* Your objective: Where a line below holds the string "автодорог", copy that line.

[Items from a data source]
===============

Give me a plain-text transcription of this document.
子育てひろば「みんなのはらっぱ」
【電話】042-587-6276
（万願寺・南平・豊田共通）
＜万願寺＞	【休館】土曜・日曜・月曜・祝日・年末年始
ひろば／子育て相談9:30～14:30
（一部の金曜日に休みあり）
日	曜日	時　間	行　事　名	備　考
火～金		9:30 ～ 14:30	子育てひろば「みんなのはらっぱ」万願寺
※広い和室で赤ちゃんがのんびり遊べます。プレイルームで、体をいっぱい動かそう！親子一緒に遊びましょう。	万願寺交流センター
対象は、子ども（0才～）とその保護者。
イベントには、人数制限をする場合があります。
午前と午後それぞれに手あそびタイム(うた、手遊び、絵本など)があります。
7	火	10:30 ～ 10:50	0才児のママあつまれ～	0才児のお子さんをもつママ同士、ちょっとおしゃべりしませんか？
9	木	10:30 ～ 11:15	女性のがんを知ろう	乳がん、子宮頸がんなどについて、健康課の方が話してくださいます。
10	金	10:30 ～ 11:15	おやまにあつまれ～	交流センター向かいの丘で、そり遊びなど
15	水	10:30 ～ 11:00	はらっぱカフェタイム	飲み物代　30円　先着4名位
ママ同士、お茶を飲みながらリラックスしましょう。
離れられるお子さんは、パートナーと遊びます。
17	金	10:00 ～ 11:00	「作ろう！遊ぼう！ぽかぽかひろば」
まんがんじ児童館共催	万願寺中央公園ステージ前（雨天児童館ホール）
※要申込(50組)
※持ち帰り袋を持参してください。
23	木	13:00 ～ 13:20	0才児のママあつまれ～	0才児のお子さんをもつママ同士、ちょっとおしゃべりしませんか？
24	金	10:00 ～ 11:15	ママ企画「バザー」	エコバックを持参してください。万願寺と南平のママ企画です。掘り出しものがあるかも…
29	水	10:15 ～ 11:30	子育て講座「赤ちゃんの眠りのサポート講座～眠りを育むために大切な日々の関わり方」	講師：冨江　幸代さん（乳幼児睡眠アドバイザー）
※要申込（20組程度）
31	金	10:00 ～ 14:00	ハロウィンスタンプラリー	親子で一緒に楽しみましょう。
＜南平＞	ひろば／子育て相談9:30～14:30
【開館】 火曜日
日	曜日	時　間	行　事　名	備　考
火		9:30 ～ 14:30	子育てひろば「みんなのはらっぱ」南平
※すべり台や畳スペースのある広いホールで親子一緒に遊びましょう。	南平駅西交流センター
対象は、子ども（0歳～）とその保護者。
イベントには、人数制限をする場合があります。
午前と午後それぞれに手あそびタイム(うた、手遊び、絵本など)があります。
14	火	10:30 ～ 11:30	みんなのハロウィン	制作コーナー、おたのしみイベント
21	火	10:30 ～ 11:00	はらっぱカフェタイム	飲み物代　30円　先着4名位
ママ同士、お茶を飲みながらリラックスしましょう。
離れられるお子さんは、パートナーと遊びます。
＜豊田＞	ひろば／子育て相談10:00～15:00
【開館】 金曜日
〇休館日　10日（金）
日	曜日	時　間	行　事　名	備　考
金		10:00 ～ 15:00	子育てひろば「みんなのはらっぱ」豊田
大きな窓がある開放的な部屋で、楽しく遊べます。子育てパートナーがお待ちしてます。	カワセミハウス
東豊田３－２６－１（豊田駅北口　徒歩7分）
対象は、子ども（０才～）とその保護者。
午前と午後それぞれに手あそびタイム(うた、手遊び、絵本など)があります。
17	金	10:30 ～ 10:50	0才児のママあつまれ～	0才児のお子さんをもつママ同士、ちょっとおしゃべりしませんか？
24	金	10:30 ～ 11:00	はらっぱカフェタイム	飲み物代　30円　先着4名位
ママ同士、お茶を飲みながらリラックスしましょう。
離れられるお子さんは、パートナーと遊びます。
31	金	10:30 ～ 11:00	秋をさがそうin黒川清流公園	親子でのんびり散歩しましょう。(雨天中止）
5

===============

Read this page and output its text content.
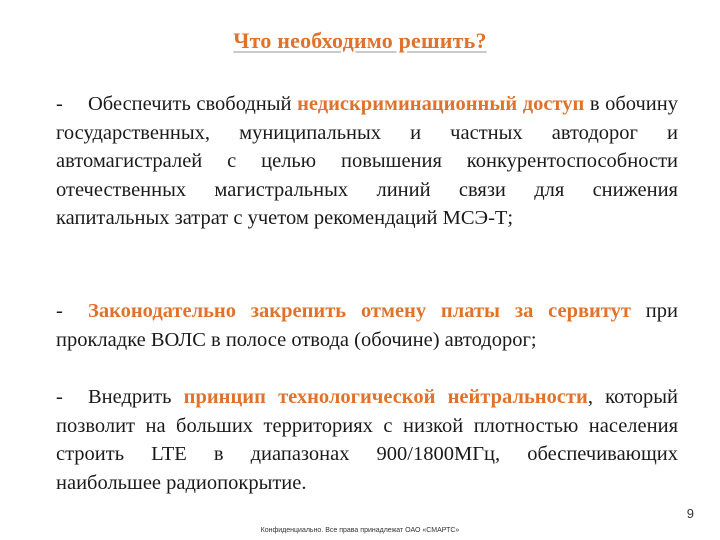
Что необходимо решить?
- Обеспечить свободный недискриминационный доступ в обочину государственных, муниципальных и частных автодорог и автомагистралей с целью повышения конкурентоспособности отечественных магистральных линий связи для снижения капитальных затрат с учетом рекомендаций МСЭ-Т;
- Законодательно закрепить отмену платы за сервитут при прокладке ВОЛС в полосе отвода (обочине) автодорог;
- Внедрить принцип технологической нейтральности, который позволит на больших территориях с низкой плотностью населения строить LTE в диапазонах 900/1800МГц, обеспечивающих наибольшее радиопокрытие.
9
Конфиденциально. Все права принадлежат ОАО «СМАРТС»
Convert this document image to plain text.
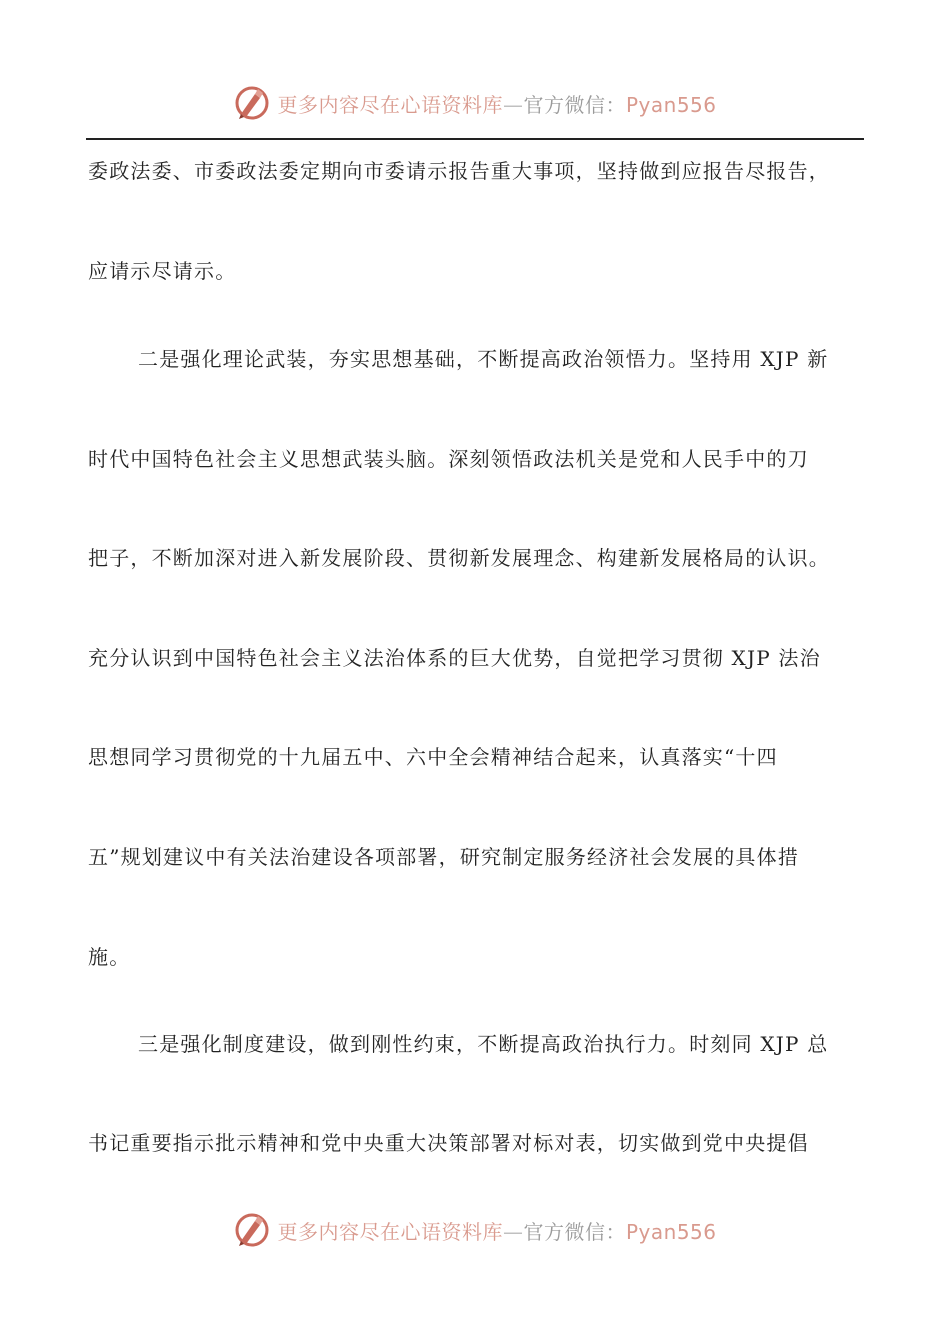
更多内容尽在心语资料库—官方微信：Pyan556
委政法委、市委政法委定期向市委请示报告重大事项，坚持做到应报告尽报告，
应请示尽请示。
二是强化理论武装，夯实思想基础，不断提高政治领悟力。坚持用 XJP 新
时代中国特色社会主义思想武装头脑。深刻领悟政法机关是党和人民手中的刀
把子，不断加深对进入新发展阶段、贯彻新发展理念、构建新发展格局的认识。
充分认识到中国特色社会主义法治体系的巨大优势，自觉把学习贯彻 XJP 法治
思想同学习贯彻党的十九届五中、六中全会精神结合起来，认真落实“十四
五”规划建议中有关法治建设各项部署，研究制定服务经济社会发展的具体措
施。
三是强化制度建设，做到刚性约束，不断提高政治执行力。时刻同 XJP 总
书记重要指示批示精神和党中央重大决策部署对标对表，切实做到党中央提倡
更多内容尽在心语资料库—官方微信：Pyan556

===============

* Answer below:
- Обеспечить свободный недискриминационный доступ в обочину государственных, муниципальных и частных автодорог и автомагистралей с целью повышения конкурентоспособности отечественных магистральных линий связи для снижения капитальных затрат с учетом рекомендаций МСЭ-Т;
- Законодательно закрепить отмену платы за сервитут при прокладке ВОЛС в полосе отвода (обочине) автодорог;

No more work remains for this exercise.